(Dataset listings of figures)
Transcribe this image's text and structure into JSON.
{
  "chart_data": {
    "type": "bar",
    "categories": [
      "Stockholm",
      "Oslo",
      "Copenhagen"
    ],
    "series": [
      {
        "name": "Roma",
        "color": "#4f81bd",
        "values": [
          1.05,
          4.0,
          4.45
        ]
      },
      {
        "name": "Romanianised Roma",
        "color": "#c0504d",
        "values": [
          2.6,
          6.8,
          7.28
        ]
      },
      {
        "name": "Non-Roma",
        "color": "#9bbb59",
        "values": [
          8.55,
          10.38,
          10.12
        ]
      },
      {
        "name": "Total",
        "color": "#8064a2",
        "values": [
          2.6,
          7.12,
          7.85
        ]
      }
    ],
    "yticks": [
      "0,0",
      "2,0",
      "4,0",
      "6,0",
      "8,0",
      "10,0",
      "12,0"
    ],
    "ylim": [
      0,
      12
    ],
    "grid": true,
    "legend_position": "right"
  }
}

→ **Exercise details**
Your task is to report how many lines of the material include the string "name". Give the number and no other words.

→ **Full output**
4